[What you have to do] Filter the listing below, copying every line that contains the string "category".

-- BEGIN Dataset records --

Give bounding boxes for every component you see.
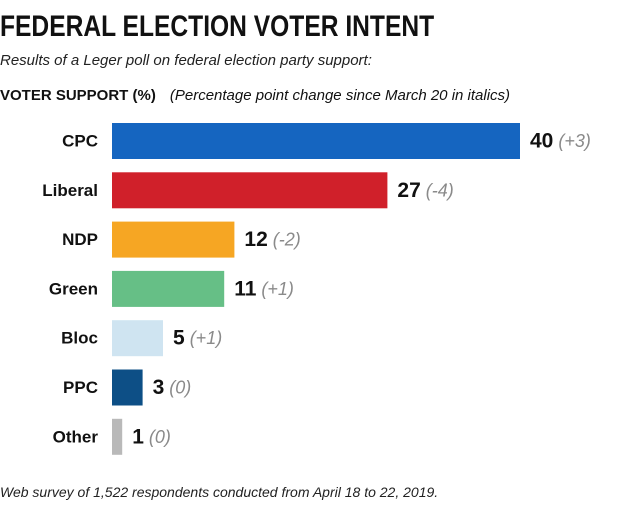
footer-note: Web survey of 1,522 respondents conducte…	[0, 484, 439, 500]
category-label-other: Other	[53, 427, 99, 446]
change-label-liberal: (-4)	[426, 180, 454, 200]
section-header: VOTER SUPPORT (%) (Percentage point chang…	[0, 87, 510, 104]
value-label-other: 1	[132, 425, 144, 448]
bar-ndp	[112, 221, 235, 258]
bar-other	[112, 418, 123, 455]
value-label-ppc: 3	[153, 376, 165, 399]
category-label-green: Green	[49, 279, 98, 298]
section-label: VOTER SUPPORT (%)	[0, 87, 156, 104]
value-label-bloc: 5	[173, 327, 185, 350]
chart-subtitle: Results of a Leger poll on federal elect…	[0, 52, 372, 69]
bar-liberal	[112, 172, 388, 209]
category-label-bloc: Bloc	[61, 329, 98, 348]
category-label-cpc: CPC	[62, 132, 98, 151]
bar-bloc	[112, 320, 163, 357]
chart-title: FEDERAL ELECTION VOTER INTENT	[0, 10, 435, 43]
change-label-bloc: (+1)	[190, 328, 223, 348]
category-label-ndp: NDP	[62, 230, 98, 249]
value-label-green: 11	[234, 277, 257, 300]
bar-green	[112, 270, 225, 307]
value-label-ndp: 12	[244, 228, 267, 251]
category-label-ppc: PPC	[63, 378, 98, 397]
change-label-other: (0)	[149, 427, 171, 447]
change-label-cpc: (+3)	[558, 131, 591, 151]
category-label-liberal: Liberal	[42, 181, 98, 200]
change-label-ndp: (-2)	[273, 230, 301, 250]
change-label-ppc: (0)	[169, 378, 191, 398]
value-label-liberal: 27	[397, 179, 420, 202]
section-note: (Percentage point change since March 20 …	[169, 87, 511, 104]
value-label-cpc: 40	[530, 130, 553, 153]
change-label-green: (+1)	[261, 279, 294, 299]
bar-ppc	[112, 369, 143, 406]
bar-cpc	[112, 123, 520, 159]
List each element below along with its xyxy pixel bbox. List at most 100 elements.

-- END Dataset records --

[Output of the exercise]
category-label-other: Other	[53, 427, 99, 446]
category-label-green: Green	[49, 279, 98, 298]
category-label-bloc: Bloc	[61, 329, 98, 348]
category-label-cpc: CPC	[62, 132, 98, 151]
category-label-ndp: NDP	[62, 230, 98, 249]
category-label-ppc: PPC	[63, 378, 98, 397]
category-label-liberal: Liberal	[42, 181, 98, 200]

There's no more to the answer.